Extracted information >>

▬▬▬▬▬▬▬▬▬▬

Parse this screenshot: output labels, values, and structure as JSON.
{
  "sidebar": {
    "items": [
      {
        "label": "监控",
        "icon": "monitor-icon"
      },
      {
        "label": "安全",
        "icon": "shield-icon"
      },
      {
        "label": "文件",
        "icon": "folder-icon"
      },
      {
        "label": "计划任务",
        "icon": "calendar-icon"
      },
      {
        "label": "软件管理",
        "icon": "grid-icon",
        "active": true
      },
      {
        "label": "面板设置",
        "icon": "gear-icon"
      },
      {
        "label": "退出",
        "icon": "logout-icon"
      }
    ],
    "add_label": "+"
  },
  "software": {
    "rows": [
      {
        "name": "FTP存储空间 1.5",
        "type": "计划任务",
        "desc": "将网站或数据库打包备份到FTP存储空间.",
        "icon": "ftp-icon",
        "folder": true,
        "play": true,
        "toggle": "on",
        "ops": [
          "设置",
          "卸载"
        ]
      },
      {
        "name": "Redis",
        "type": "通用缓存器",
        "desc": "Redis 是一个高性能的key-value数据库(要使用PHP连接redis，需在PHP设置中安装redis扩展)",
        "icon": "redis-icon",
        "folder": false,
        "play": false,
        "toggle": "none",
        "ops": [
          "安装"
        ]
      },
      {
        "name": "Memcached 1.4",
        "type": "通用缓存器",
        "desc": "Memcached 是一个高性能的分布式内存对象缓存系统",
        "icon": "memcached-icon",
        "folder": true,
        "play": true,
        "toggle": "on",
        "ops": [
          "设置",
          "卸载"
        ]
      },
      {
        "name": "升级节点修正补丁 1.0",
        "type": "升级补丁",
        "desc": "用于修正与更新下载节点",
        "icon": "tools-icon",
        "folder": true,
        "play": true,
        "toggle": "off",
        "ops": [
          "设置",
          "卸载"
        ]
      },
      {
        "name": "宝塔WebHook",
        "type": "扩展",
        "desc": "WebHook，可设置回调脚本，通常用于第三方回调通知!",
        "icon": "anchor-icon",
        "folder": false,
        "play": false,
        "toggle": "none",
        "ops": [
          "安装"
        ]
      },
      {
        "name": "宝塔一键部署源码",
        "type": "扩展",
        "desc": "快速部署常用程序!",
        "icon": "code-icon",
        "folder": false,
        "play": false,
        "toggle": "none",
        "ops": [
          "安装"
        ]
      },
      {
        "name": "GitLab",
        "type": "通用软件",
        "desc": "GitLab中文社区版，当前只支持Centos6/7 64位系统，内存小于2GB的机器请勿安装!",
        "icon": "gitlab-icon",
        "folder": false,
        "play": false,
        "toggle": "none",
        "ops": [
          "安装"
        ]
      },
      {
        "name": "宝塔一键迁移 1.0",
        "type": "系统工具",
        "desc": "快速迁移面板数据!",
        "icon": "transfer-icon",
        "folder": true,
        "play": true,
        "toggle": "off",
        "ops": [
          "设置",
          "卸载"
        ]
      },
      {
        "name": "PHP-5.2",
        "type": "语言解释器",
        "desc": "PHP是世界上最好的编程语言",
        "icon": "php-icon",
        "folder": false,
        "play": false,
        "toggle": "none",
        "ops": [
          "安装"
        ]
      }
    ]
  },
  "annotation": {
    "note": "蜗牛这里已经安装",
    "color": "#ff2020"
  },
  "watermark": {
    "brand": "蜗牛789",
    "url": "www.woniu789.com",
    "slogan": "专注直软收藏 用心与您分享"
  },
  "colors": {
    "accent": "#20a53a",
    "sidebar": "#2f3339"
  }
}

▬▬▬▬▬▬▬▬▬▬

What is expected >> Repeat all of the records above exactly as they appear.

Problem solution >>
Parse this screenshot: output labels, values, and structure as JSON.
{
  "sidebar": {
    "items": [
      {
        "label": "监控",
        "icon": "monitor-icon"
      },
      {
        "label": "安全",
        "icon": "shield-icon"
      },
      {
        "label": "文件",
        "icon": "folder-icon"
      },
      {
        "label": "计划任务",
        "icon": "calendar-icon"
      },
      {
        "label": "软件管理",
        "icon": "grid-icon",
        "active": true
      },
      {
        "label": "面板设置",
        "icon": "gear-icon"
      },
      {
        "label": "退出",
        "icon": "logout-icon"
      }
    ],
    "add_label": "+"
  },
  "software": {
    "rows": [
      {
        "name": "FTP存储空间 1.5",
        "type": "计划任务",
        "desc": "将网站或数据库打包备份到FTP存储空间.",
        "icon": "ftp-icon",
        "folder": true,
        "play": true,
        "toggle": "on",
        "ops": [
          "设置",
          "卸载"
        ]
      },
      {
        "name": "Redis",
        "type": "通用缓存器",
        "desc": "Redis 是一个高性能的key-value数据库(要使用PHP连接redis，需在PHP设置中安装redis扩展)",
        "icon": "redis-icon",
        "folder": false,
        "play": false,
        "toggle": "none",
        "ops": [
          "安装"
        ]
      },
      {
        "name": "Memcached 1.4",
        "type": "通用缓存器",
        "desc": "Memcached 是一个高性能的分布式内存对象缓存系统",
        "icon": "memcached-icon",
        "folder": true,
        "play": true,
        "toggle": "on",
        "ops": [
          "设置",
          "卸载"
        ]
      },
      {
        "name": "升级节点修正补丁 1.0",
        "type": "升级补丁",
        "desc": "用于修正与更新下载节点",
        "icon": "tools-icon",
        "folder": true,
        "play": true,
        "toggle": "off",
        "ops": [
          "设置",
          "卸载"
        ]
      },
      {
        "name": "宝塔WebHook",
        "type": "扩展",
        "desc": "WebHook，可设置回调脚本，通常用于第三方回调通知!",
        "icon": "anchor-icon",
        "folder": false,
        "play": false,
        "toggle": "none",
        "ops": [
          "安装"
        ]
      },
      {
        "name": "宝塔一键部署源码",
        "type": "扩展",
        "desc": "快速部署常用程序!",
        "icon": "code-icon",
        "folder": false,
        "play": false,
        "toggle": "none",
        "ops": [
          "安装"
        ]
      },
      {
        "name": "GitLab",
        "type": "通用软件",
        "desc": "GitLab中文社区版，当前只支持Centos6/7 64位系统，内存小于2GB的机器请勿安装!",
        "icon": "gitlab-icon",
        "folder": false,
        "play": false,
        "toggle": "none",
        "ops": [
          "安装"
        ]
      },
      {
        "name": "宝塔一键迁移 1.0",
        "type": "系统工具",
        "desc": "快速迁移面板数据!",
        "icon": "transfer-icon",
        "folder": true,
        "play": true,
        "toggle": "off",
        "ops": [
          "设置",
          "卸载"
        ]
      },
      {
        "name": "PHP-5.2",
        "type": "语言解释器",
        "desc": "PHP是世界上最好的编程语言",
        "icon": "php-icon",
        "folder": false,
        "play": false,
        "toggle": "none",
        "ops": [
          "安装"
        ]
      }
    ]
  },
  "annotation": {
    "note": "蜗牛这里已经安装",
    "color": "#ff2020"
  },
  "watermark": {
    "brand": "蜗牛789",
    "url": "www.woniu789.com",
    "slogan": "专注直软收藏 用心与您分享"
  },
  "colors": {
    "accent": "#20a53a",
    "sidebar": "#2f3339"
  }
}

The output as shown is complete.